## [Given request]
Gather from the material every line that contains the string "minutos".

## [Exercise materials]
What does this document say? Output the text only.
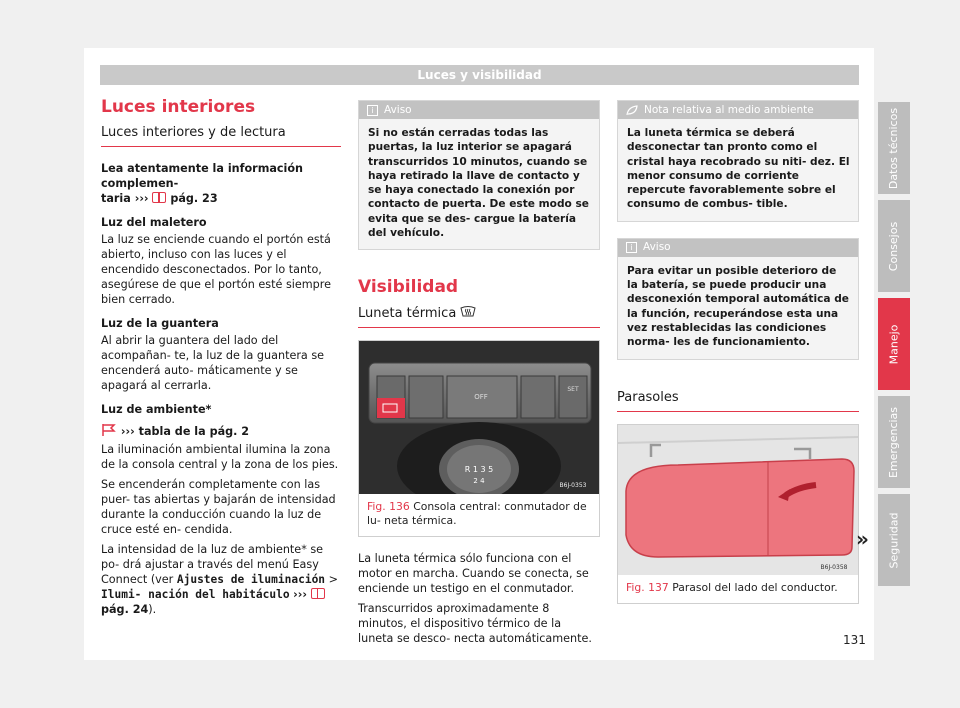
Luces y visibilidad
Datos técnicos
Consejos
Manejo
Emergencias
Seguridad
Luces interiores
Luces interiores y de lectura

Lea atentamente la información complemen-
taria ›››  pág. 23

Luz del maletero

La luz se enciende cuando el portón está abierto, incluso con las luces y el encendido desconectados. Por lo tanto, asegúrese de que el portón esté siempre bien cerrado.

Luz de la guantera

Al abrir la guantera del lado del acompañan- te, la luz de la guantera se encenderá auto- máticamente y se apagará al cerrarla.

Luz de ambiente*

››› tabla de la pág. 2

La iluminación ambiental ilumina la zona de la consola central y la zona de los pies.

Se encenderán completamente con las puer- tas abiertas y bajarán de intensidad durante la conducción cuando la luz de cruce esté en- cendida.

La intensidad de la luz de ambiente* se po- drá ajustar a través del menú Easy Connect (ver Ajustes de iluminación > Ilumi- nación del habitáculo ›››  pág. 24).

i Aviso
Si no están cerradas todas las puertas, la luz interior se apagará transcurridos 10 minutos, cuando se haya retirado la llave de contacto y se haya conectado la conexión por contacto de puerta. De este modo se evita que se des- cargue la batería del vehículo.
Visibilidad
Luneta térmica
OFF
SET
R 1 3 5
2 4
B6J-0353
Fig. 136 Consola central: conmutador de lu- neta térmica.

La luneta térmica sólo funciona con el motor en marcha. Cuando se conecta, se enciende un testigo en el conmutador.

Transcurridos aproximadamente 8 minutos, el dispositivo térmico de la luneta se desco- necta automáticamente.

Nota relativa al medio ambiente
La luneta térmica se deberá desconectar tan pronto como el cristal haya recobrado su niti- dez. El menor consumo de corriente repercute favorablemente sobre el consumo de combus- tible.
i Aviso
Para evitar un posible deterioro de la batería, se puede producir una desconexión temporal automática de la función, recuperándose esta una vez restablecidas las condiciones norma- les de funcionamiento.
Parasoles
B6J-0358
Fig. 137 Parasol del lado del conductor.
»
131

## [Reply]
Si no están cerradas todas las puertas, la luz interior se apagará transcurridos 10 minutos, cuando se haya retirado la llave de contacto y se haya conectado la conexión por contacto de puerta. De este modo se evita que se des- cargue la batería del vehículo.
Transcurridos aproximadamente 8 minutos, el dispositivo térmico de la luneta se desco- necta automáticamente.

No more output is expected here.